## Task:
Return every record below exactly as written, omitting any pictures.

Begin Records provided

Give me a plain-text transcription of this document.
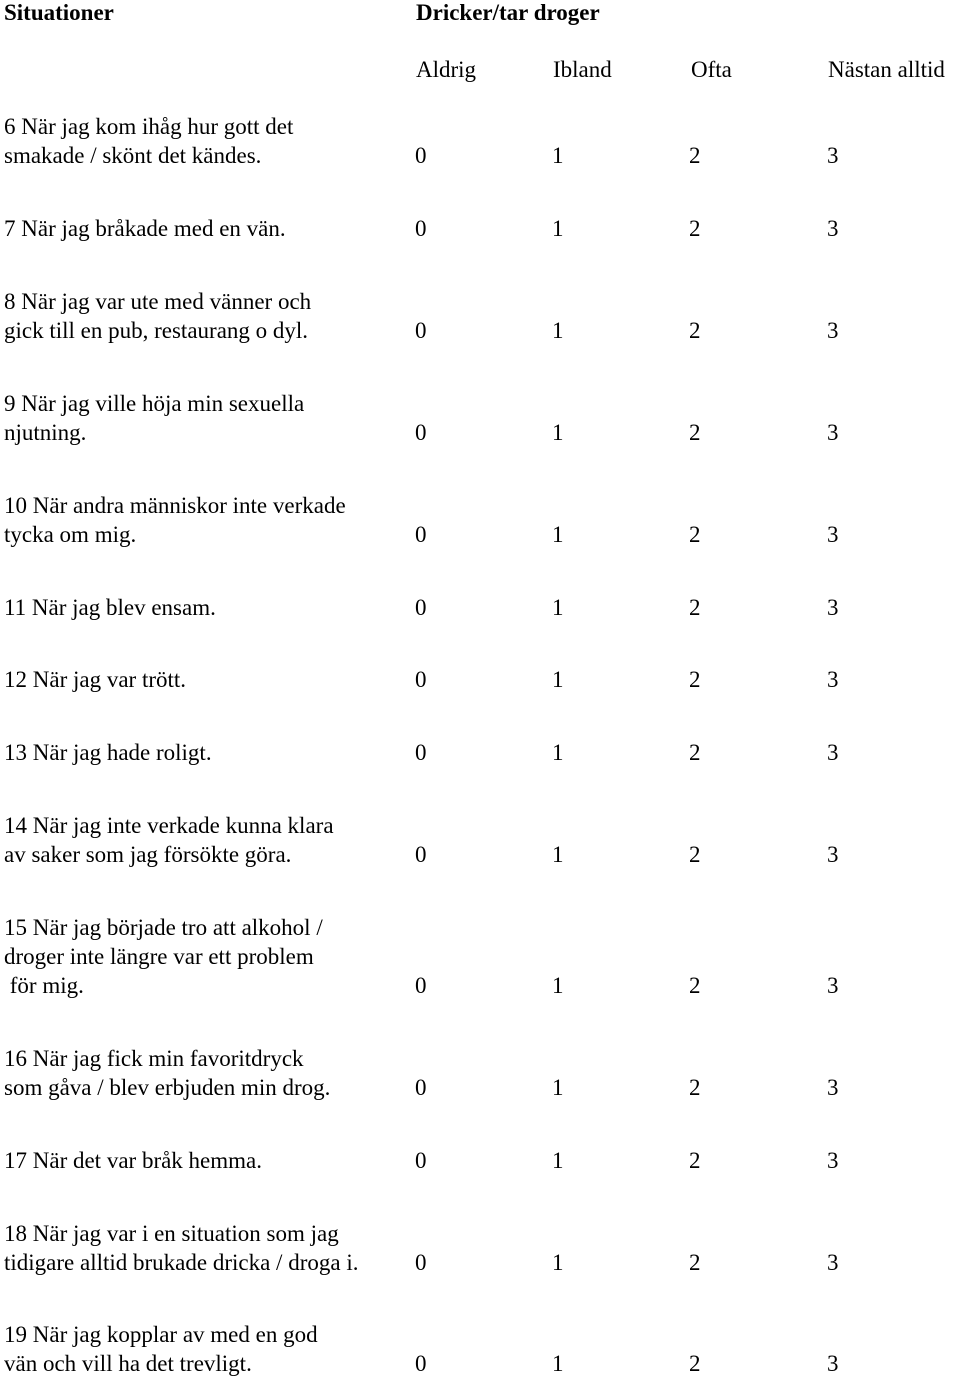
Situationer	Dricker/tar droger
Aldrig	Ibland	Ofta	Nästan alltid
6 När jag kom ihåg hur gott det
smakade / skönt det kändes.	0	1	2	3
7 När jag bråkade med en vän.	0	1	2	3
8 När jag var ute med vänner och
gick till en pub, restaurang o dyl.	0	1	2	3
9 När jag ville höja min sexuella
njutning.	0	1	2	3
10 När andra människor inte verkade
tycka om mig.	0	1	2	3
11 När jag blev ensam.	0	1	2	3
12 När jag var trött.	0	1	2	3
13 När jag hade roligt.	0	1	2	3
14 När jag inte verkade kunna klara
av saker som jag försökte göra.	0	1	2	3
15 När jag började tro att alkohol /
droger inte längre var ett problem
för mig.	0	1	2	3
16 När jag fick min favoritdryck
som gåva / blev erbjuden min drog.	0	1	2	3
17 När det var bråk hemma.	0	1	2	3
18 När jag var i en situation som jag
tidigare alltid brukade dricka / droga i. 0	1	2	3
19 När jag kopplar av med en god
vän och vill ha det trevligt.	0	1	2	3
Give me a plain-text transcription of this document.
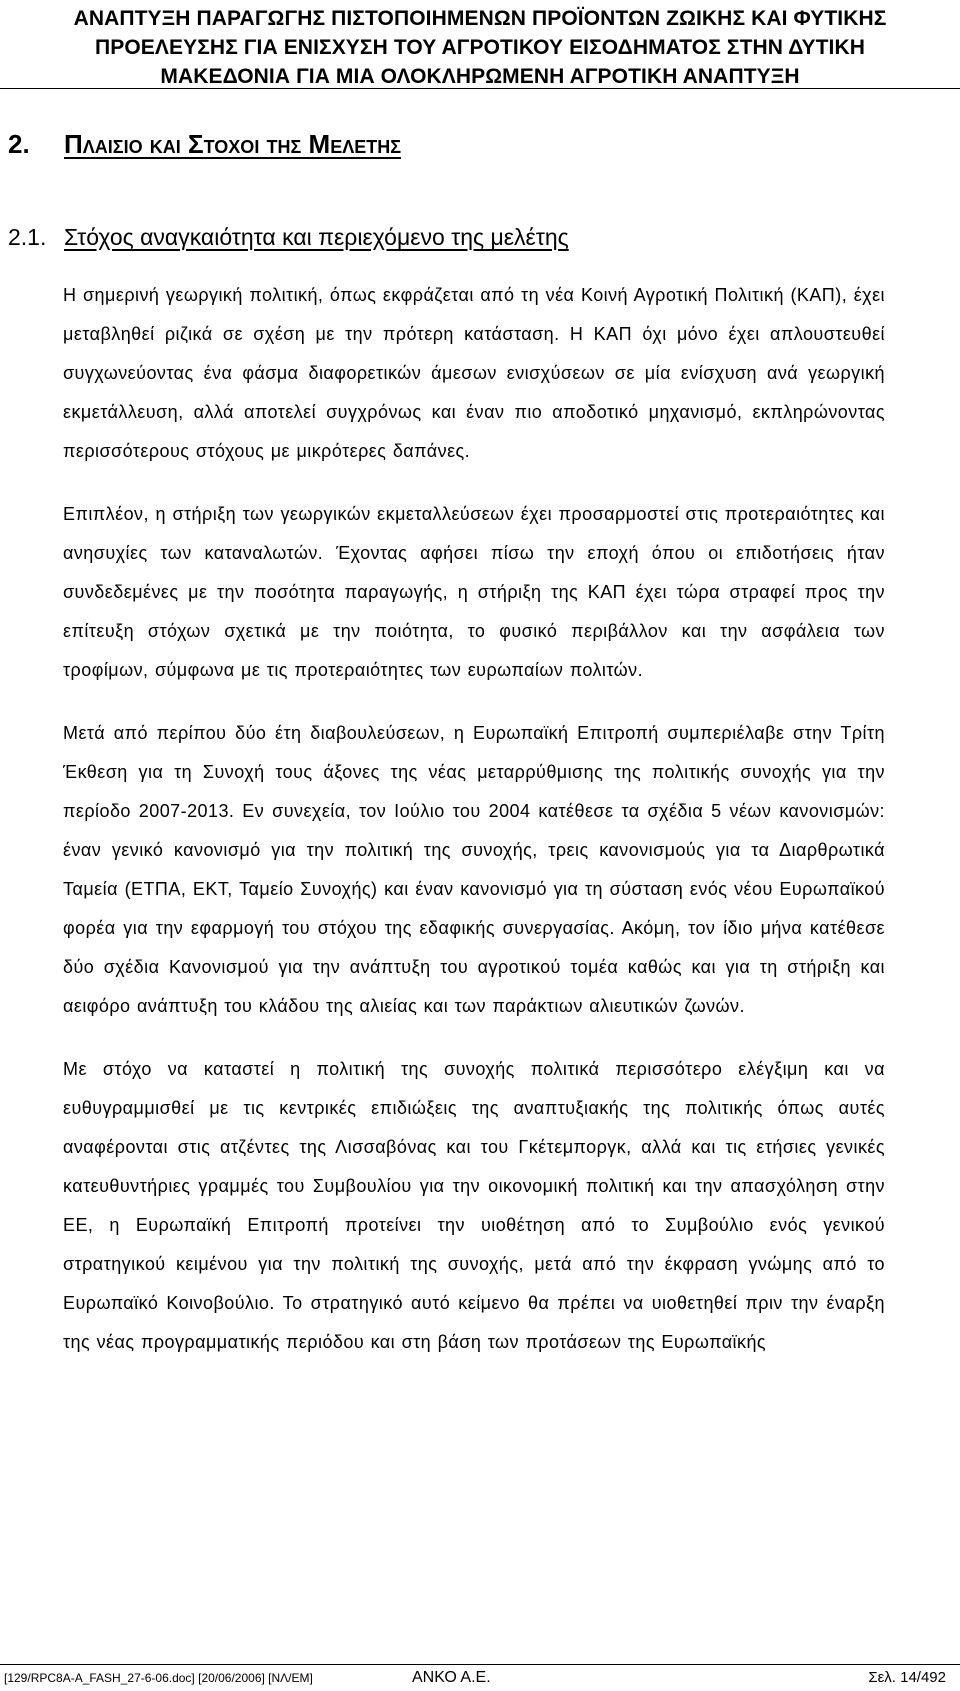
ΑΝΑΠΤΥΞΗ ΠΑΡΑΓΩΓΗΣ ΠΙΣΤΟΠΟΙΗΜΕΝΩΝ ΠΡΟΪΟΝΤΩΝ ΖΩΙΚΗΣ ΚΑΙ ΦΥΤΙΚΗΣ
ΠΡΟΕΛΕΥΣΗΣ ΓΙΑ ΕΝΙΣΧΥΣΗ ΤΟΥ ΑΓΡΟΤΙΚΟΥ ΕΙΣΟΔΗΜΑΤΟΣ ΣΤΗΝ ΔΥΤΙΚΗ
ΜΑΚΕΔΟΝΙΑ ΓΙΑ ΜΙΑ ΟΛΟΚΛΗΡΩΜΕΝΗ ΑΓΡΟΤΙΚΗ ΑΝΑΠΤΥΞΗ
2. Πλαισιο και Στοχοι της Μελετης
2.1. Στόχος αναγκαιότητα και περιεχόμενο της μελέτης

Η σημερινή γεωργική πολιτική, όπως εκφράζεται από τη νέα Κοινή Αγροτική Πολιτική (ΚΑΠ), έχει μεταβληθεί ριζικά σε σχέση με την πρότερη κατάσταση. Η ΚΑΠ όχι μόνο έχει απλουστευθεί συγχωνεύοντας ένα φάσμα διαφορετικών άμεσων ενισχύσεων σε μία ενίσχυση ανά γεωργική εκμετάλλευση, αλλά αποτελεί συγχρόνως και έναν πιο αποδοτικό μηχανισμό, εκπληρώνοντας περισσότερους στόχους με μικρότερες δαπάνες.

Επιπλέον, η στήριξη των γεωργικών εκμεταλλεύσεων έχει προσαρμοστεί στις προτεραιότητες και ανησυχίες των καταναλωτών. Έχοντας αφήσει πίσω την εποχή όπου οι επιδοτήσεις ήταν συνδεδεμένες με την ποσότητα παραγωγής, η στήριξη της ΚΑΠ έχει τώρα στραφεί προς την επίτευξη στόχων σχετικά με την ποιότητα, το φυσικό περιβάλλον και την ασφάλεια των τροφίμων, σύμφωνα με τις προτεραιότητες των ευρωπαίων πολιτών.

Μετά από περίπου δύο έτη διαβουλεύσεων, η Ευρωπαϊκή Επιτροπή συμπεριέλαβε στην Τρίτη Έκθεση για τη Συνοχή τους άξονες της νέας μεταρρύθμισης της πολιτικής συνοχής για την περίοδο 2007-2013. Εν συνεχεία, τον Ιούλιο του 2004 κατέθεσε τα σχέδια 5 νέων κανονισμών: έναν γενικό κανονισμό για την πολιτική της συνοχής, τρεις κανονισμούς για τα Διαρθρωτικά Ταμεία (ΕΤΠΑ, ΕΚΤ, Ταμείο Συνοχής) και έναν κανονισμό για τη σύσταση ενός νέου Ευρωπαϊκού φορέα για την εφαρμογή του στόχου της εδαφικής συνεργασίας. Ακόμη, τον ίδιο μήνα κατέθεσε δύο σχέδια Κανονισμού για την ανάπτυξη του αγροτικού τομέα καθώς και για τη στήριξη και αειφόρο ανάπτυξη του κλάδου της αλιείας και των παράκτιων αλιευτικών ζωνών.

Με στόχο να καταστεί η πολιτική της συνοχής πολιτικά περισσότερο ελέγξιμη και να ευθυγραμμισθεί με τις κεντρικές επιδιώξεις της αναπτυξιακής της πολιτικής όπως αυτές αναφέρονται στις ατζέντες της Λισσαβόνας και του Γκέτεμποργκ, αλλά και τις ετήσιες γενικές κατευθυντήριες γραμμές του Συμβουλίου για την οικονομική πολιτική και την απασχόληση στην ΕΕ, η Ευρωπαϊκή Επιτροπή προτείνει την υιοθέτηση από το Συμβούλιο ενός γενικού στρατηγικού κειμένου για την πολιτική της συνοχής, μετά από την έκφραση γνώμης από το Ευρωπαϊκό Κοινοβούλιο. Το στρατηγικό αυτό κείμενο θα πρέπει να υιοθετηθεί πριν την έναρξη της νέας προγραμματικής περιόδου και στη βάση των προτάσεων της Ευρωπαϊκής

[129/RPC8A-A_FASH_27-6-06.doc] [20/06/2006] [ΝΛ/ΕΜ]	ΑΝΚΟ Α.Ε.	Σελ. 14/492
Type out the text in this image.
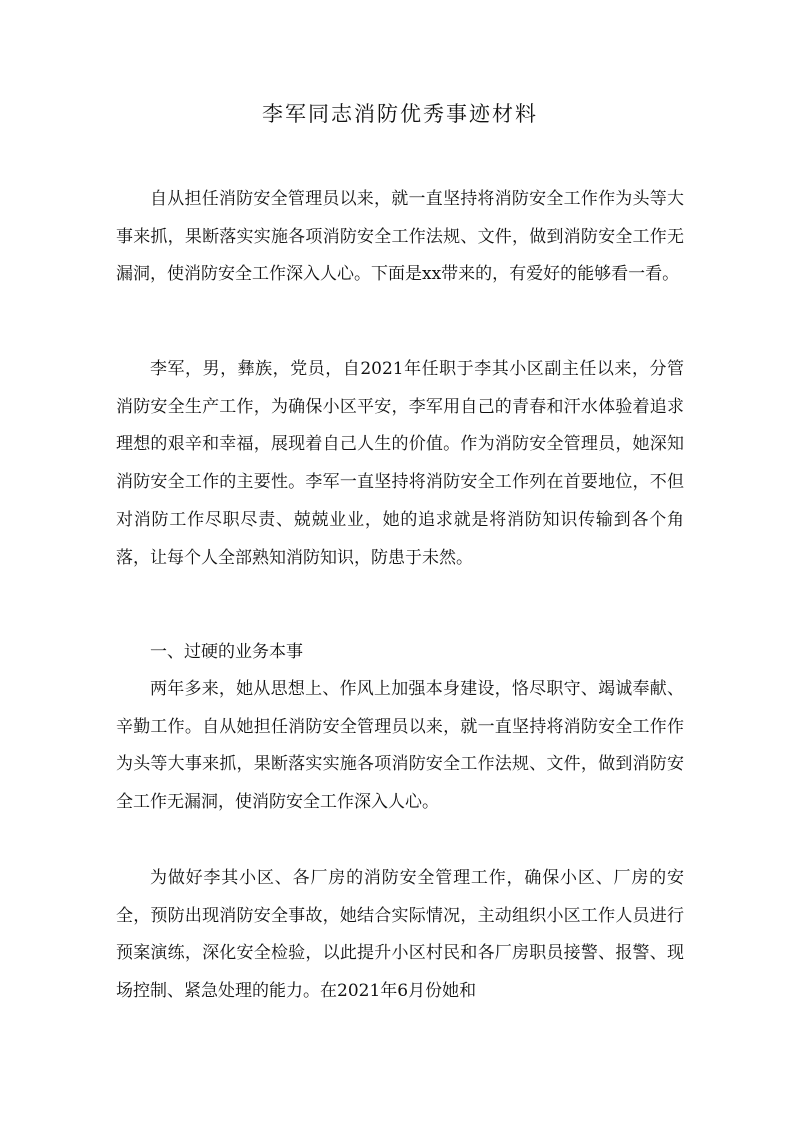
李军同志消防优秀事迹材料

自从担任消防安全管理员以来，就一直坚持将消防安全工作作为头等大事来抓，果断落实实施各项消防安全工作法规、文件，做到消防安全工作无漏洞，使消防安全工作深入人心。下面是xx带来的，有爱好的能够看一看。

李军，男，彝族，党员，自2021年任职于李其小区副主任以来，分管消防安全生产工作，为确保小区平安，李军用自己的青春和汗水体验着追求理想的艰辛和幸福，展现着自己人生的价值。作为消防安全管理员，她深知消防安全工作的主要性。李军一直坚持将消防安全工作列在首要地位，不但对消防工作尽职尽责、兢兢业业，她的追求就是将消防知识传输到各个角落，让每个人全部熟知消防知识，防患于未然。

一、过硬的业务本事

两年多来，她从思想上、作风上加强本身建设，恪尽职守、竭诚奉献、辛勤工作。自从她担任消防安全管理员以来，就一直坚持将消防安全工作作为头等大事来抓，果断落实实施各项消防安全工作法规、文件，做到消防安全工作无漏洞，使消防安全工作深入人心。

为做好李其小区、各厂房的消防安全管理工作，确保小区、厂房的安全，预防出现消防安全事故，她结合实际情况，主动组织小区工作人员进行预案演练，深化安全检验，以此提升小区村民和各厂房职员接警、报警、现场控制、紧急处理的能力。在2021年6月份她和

End Records provided

## The reply:
Give me a plain-text transcription of this document.
Situationer	Dricker/tar droger
Aldrig	Ibland	Ofta	Nästan alltid
6 När jag kom ihåg hur gott det
smakade / skönt det kändes.	0	1	2	3
7 När jag bråkade med en vän.	0	1	2	3
8 När jag var ute med vänner och
gick till en pub, restaurang o dyl.	0	1	2	3
9 När jag ville höja min sexuella
njutning.	0	1	2	3
10 När andra människor inte verkade
tycka om mig.	0	1	2	3
11 När jag blev ensam.	0	1	2	3
12 När jag var trött.	0	1	2	3
13 När jag hade roligt.	0	1	2	3
14 När jag inte verkade kunna klara
av saker som jag försökte göra.	0	1	2	3
15 När jag började tro att alkohol /
droger inte längre var ett problem
för mig.	0	1	2	3
16 När jag fick min favoritdryck
som gåva / blev erbjuden min drog.	0	1	2	3
17 När det var bråk hemma.	0	1	2	3
18 När jag var i en situation som jag
tidigare alltid brukade dricka / droga i. 0	1	2	3
19 När jag kopplar av med en god
vän och vill ha det trevligt.	0	1	2	3
Give me a plain-text transcription of this document.
ΑΝΑΠΤΥΞΗ ΠΑΡΑΓΩΓΗΣ ΠΙΣΤΟΠΟΙΗΜΕΝΩΝ ΠΡΟΪΟΝΤΩΝ ΖΩΙΚΗΣ ΚΑΙ ΦΥΤΙΚΗΣ
ΠΡΟΕΛΕΥΣΗΣ ΓΙΑ ΕΝΙΣΧΥΣΗ ΤΟΥ ΑΓΡΟΤΙΚΟΥ ΕΙΣΟΔΗΜΑΤΟΣ ΣΤΗΝ ΔΥΤΙΚΗ
ΜΑΚΕΔΟΝΙΑ ΓΙΑ ΜΙΑ ΟΛΟΚΛΗΡΩΜΕΝΗ ΑΓΡΟΤΙΚΗ ΑΝΑΠΤΥΞΗ
2. Πλαισιο και Στοχοι της Μελετης
2.1. Στόχος αναγκαιότητα και περιεχόμενο της μελέτης

Η σημερινή γεωργική πολιτική, όπως εκφράζεται από τη νέα Κοινή Αγροτική Πολιτική (ΚΑΠ), έχει μεταβληθεί ριζικά σε σχέση με την πρότερη κατάσταση. Η ΚΑΠ όχι μόνο έχει απλουστευθεί συγχωνεύοντας ένα φάσμα διαφορετικών άμεσων ενισχύσεων σε μία ενίσχυση ανά γεωργική εκμετάλλευση, αλλά αποτελεί συγχρόνως και έναν πιο αποδοτικό μηχανισμό, εκπληρώνοντας περισσότερους στόχους με μικρότερες δαπάνες.

Επιπλέον, η στήριξη των γεωργικών εκμεταλλεύσεων έχει προσαρμοστεί στις προτεραιότητες και ανησυχίες των καταναλωτών. Έχοντας αφήσει πίσω την εποχή όπου οι επιδοτήσεις ήταν συνδεδεμένες με την ποσότητα παραγωγής, η στήριξη της ΚΑΠ έχει τώρα στραφεί προς την επίτευξη στόχων σχετικά με την ποιότητα, το φυσικό περιβάλλον και την ασφάλεια των τροφίμων, σύμφωνα με τις προτεραιότητες των ευρωπαίων πολιτών.

Μετά από περίπου δύο έτη διαβουλεύσεων, η Ευρωπαϊκή Επιτροπή συμπεριέλαβε στην Τρίτη Έκθεση για τη Συνοχή τους άξονες της νέας μεταρρύθμισης της πολιτικής συνοχής για την περίοδο 2007-2013. Εν συνεχεία, τον Ιούλιο του 2004 κατέθεσε τα σχέδια 5 νέων κανονισμών: έναν γενικό κανονισμό για την πολιτική της συνοχής, τρεις κανονισμούς για τα Διαρθρωτικά Ταμεία (ΕΤΠΑ, ΕΚΤ, Ταμείο Συνοχής) και έναν κανονισμό για τη σύσταση ενός νέου Ευρωπαϊκού φορέα για την εφαρμογή του στόχου της εδαφικής συνεργασίας. Ακόμη, τον ίδιο μήνα κατέθεσε δύο σχέδια Κανονισμού για την ανάπτυξη του αγροτικού τομέα καθώς και για τη στήριξη και αειφόρο ανάπτυξη του κλάδου της αλιείας και των παράκτιων αλιευτικών ζωνών.

Με στόχο να καταστεί η πολιτική της συνοχής πολιτικά περισσότερο ελέγξιμη και να ευθυγραμμισθεί με τις κεντρικές επιδιώξεις της αναπτυξιακής της πολιτικής όπως αυτές αναφέρονται στις ατζέντες της Λισσαβόνας και του Γκέτεμποργκ, αλλά και τις ετήσιες γενικές κατευθυντήριες γραμμές του Συμβουλίου για την οικονομική πολιτική και την απασχόληση στην ΕΕ, η Ευρωπαϊκή Επιτροπή προτείνει την υιοθέτηση από το Συμβούλιο ενός γενικού στρατηγικού κειμένου για την πολιτική της συνοχής, μετά από την έκφραση γνώμης από το Ευρωπαϊκό Κοινοβούλιο. Το στρατηγικό αυτό κείμενο θα πρέπει να υιοθετηθεί πριν την έναρξη της νέας προγραμματικής περιόδου και στη βάση των προτάσεων της Ευρωπαϊκής

[129/RPC8A-A_FASH_27-6-06.doc] [20/06/2006] [ΝΛ/ΕΜ]	ΑΝΚΟ Α.Ε.	Σελ. 14/492
Type out the text in this image.
李军同志消防优秀事迹材料

自从担任消防安全管理员以来，就一直坚持将消防安全工作作为头等大事来抓，果断落实实施各项消防安全工作法规、文件，做到消防安全工作无漏洞，使消防安全工作深入人心。下面是xx带来的，有爱好的能够看一看。

李军，男，彝族，党员，自2021年任职于李其小区副主任以来，分管消防安全生产工作，为确保小区平安，李军用自己的青春和汗水体验着追求理想的艰辛和幸福，展现着自己人生的价值。作为消防安全管理员，她深知消防安全工作的主要性。李军一直坚持将消防安全工作列在首要地位，不但对消防工作尽职尽责、兢兢业业，她的追求就是将消防知识传输到各个角落，让每个人全部熟知消防知识，防患于未然。

一、过硬的业务本事

两年多来，她从思想上、作风上加强本身建设，恪尽职守、竭诚奉献、辛勤工作。自从她担任消防安全管理员以来，就一直坚持将消防安全工作作为头等大事来抓，果断落实实施各项消防安全工作法规、文件，做到消防安全工作无漏洞，使消防安全工作深入人心。

为做好李其小区、各厂房的消防安全管理工作，确保小区、厂房的安全，预防出现消防安全事故，她结合实际情况，主动组织小区工作人员进行预案演练，深化安全检验，以此提升小区村民和各厂房职员接警、报警、现场控制、紧急处理的能力。在2021年6月份她和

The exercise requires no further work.